◆ **Directions for this task**
Examine the entries below, count the lines holding the string "Membership", and respond with the number only.

* begin Exercise input *

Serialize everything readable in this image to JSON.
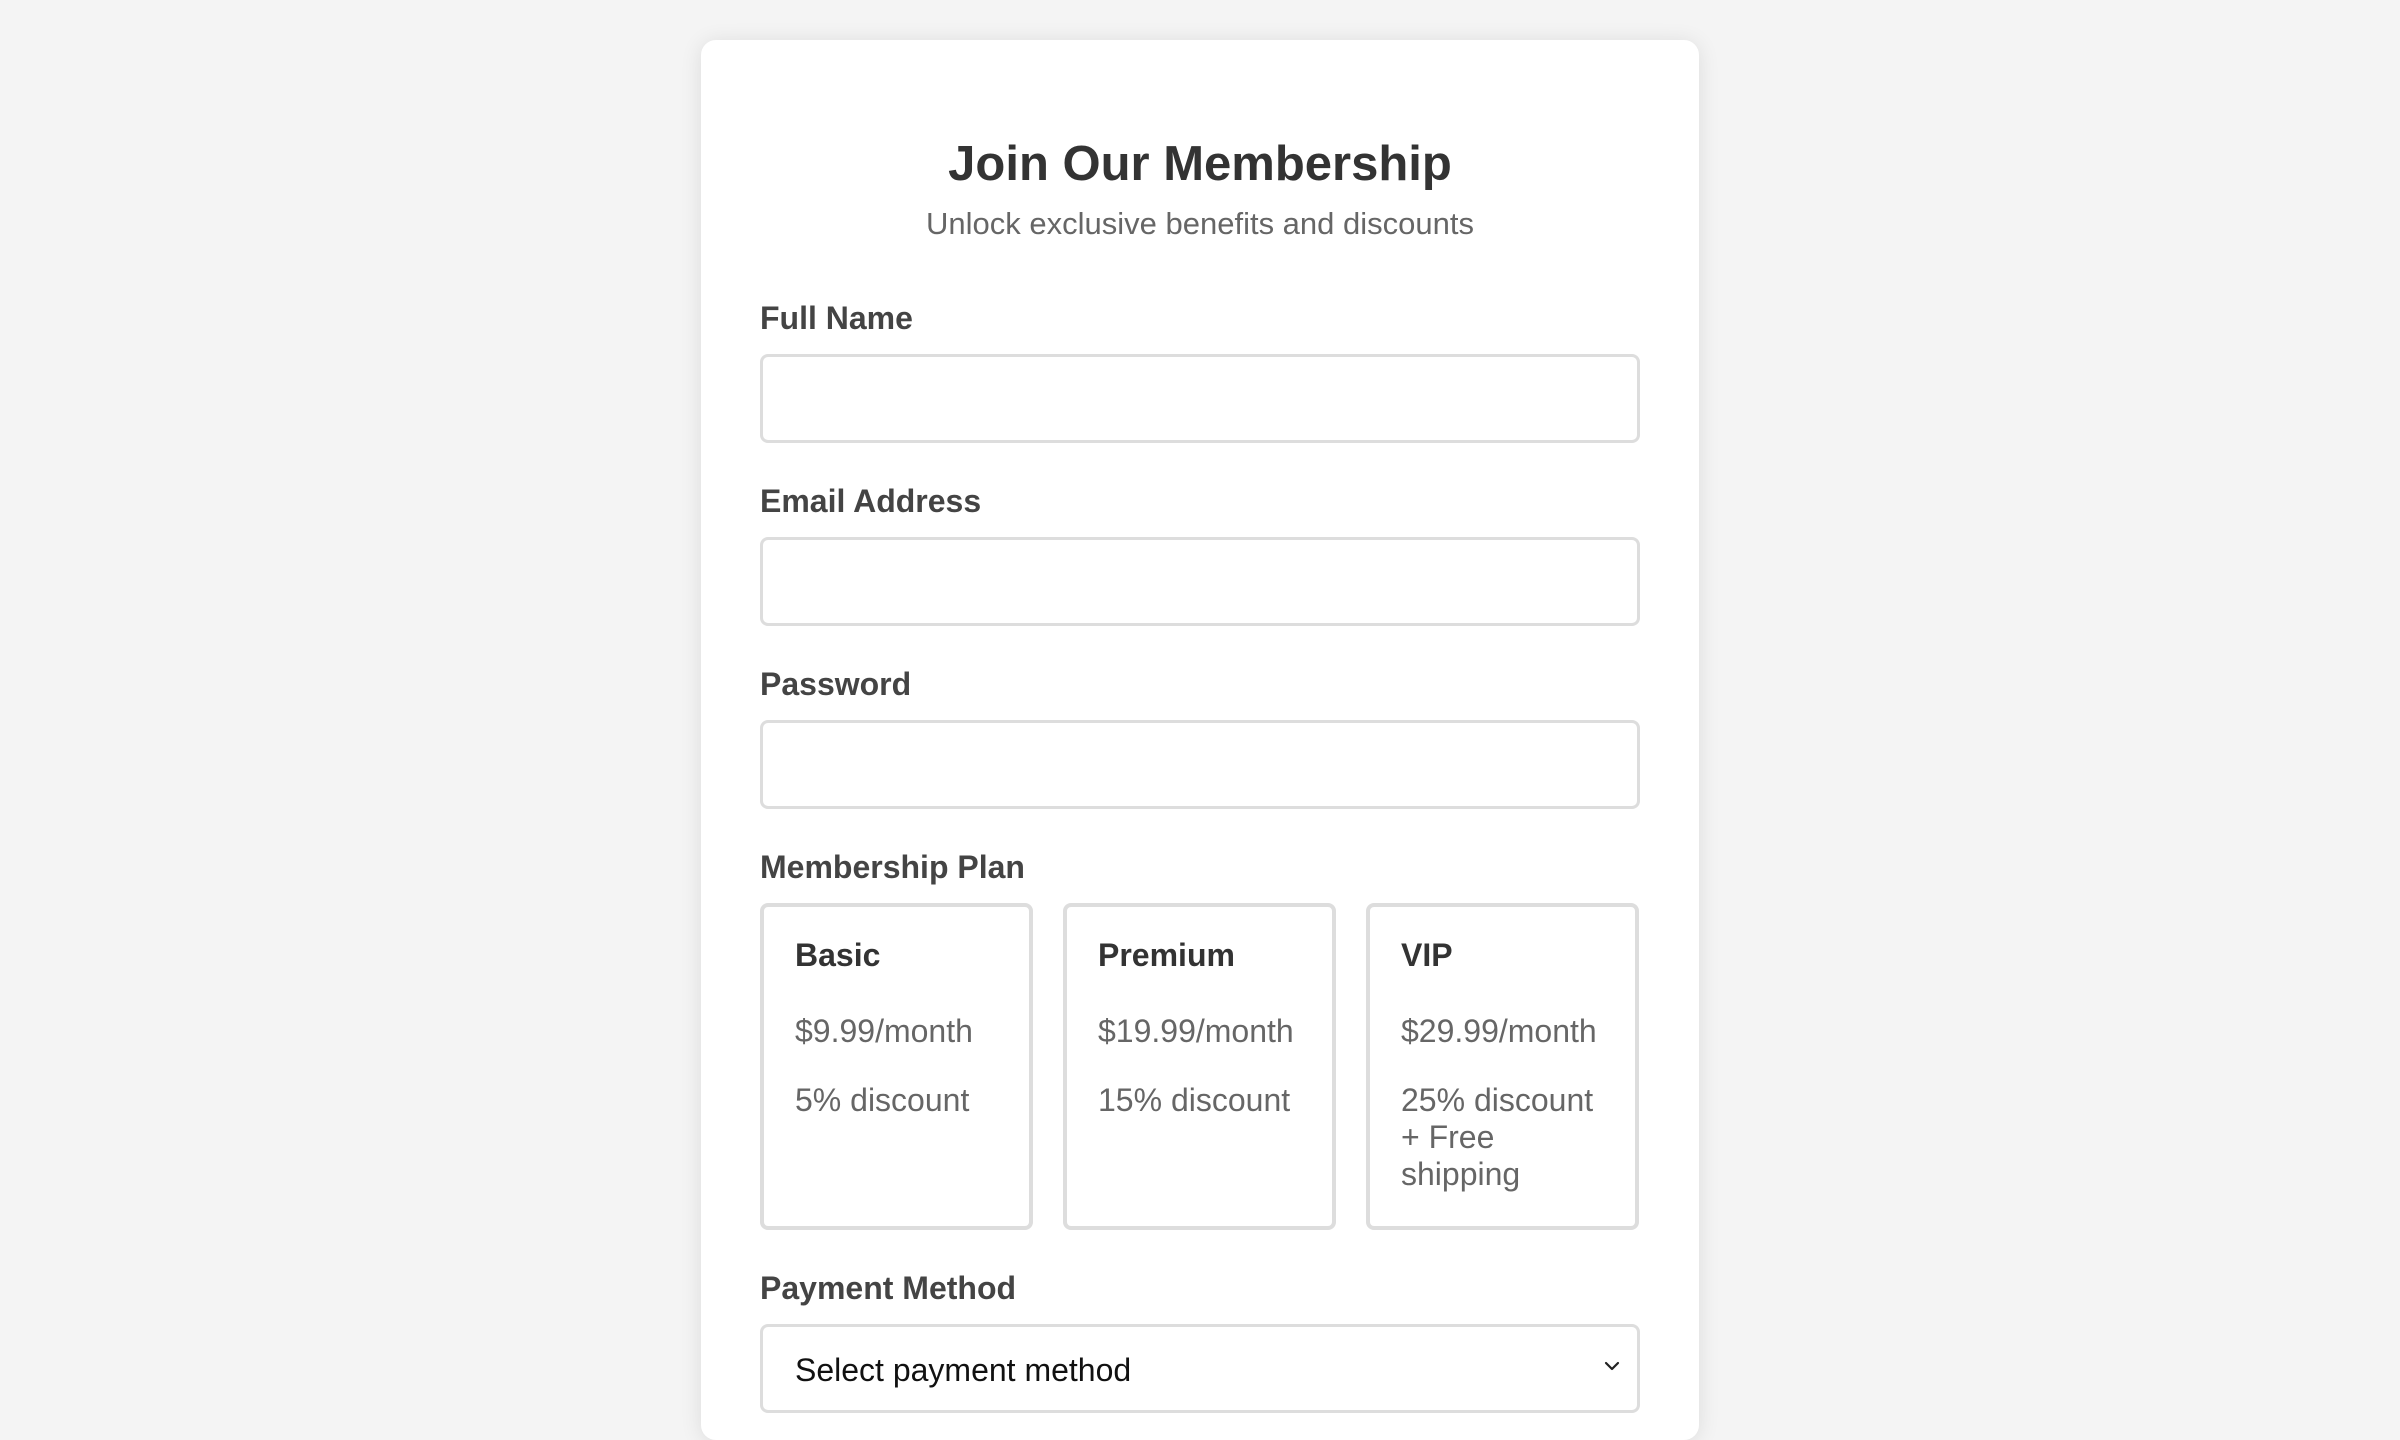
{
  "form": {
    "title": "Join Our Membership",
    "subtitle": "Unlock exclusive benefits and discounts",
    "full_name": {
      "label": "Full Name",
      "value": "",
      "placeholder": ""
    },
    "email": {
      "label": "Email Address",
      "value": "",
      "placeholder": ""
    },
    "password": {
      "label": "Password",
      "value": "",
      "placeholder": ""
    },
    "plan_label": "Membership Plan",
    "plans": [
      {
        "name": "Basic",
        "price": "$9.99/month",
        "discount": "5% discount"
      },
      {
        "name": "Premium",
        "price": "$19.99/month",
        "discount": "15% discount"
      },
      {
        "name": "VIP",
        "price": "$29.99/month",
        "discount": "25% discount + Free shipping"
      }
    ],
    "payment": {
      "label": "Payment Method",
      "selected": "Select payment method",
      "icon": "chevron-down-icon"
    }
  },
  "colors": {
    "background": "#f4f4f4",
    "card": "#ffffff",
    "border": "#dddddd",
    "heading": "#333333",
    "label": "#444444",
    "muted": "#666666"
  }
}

* end Exercise input *
* begin Exercise input *

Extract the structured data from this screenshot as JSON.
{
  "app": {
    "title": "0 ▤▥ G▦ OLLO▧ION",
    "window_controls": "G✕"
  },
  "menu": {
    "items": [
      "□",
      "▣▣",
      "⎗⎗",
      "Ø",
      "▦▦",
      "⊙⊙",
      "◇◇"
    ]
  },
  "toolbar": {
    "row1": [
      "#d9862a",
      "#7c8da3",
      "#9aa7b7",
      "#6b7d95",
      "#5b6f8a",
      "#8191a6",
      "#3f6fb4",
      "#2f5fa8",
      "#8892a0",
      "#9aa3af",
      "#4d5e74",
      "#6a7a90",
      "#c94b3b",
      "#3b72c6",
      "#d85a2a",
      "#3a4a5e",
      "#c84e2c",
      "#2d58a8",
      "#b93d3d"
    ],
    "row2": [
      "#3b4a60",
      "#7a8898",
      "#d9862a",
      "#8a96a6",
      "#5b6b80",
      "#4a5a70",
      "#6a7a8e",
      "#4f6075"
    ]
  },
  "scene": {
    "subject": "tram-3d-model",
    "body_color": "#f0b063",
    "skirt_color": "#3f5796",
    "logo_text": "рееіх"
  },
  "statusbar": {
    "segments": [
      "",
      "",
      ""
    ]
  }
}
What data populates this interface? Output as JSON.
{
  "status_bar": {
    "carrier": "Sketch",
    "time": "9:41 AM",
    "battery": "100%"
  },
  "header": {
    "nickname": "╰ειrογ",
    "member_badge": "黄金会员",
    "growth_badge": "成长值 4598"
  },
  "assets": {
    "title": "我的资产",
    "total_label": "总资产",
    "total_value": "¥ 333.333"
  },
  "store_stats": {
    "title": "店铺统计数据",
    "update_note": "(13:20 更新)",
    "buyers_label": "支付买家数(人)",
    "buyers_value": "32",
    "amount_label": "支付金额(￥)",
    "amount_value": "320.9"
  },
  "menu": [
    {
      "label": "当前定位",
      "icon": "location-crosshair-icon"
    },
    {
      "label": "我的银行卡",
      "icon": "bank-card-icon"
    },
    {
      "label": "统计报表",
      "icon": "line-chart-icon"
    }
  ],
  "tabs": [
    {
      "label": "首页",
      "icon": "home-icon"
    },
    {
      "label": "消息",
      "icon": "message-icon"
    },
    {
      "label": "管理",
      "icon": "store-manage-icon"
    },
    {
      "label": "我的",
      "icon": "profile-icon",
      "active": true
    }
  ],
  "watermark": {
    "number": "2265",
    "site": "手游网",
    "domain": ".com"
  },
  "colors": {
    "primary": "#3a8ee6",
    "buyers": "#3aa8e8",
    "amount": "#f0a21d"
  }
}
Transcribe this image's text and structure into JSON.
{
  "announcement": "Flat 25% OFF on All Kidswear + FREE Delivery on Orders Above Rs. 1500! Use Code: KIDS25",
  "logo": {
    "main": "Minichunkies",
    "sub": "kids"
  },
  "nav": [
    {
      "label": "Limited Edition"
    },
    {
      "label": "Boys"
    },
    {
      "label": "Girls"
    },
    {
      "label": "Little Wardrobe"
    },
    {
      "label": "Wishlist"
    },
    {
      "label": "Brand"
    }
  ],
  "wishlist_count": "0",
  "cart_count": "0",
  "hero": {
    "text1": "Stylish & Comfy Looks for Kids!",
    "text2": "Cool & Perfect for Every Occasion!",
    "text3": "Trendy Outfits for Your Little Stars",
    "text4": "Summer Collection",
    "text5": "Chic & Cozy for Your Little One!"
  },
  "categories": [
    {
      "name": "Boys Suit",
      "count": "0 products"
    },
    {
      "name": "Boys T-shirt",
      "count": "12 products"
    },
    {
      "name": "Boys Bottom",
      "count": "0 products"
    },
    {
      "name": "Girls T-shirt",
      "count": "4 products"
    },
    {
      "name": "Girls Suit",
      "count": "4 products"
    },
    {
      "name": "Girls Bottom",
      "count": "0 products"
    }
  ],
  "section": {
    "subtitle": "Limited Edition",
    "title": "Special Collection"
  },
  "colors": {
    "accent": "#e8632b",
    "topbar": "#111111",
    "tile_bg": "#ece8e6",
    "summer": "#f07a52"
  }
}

* end Exercise input *
* begin Exercise input *

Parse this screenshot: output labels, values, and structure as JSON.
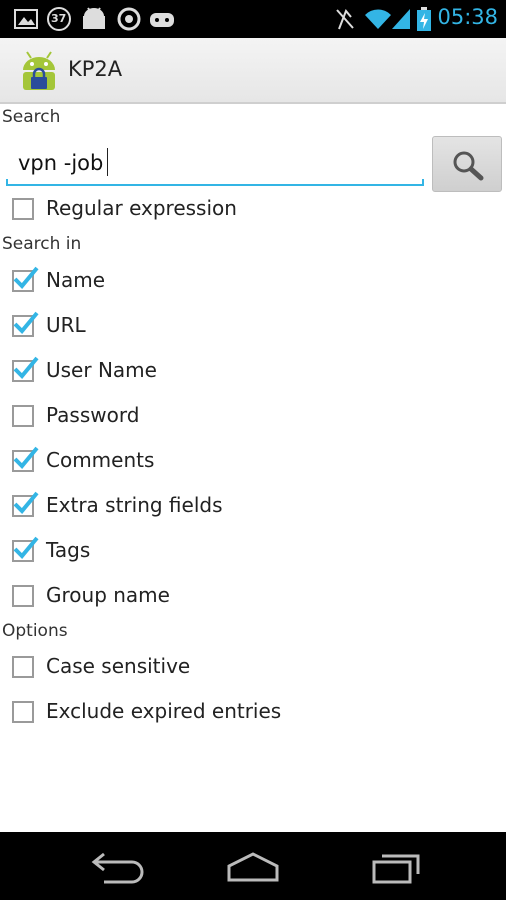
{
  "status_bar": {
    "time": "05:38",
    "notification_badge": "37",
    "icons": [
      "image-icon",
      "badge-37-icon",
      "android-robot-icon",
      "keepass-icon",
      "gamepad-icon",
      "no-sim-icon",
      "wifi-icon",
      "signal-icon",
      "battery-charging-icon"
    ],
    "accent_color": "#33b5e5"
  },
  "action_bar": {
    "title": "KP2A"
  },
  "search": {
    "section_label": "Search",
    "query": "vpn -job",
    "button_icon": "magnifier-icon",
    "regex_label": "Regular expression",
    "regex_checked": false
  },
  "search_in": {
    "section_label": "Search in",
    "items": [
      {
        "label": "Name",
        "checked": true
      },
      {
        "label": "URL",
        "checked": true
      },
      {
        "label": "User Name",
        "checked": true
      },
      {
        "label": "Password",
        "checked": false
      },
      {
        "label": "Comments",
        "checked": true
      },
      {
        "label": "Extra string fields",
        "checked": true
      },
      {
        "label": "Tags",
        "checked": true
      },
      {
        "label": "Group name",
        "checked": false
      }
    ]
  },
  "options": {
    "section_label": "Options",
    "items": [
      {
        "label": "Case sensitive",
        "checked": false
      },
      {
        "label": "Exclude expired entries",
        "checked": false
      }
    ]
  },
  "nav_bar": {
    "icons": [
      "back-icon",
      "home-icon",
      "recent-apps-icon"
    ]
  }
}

* end Exercise input *

◆ **Output below**
2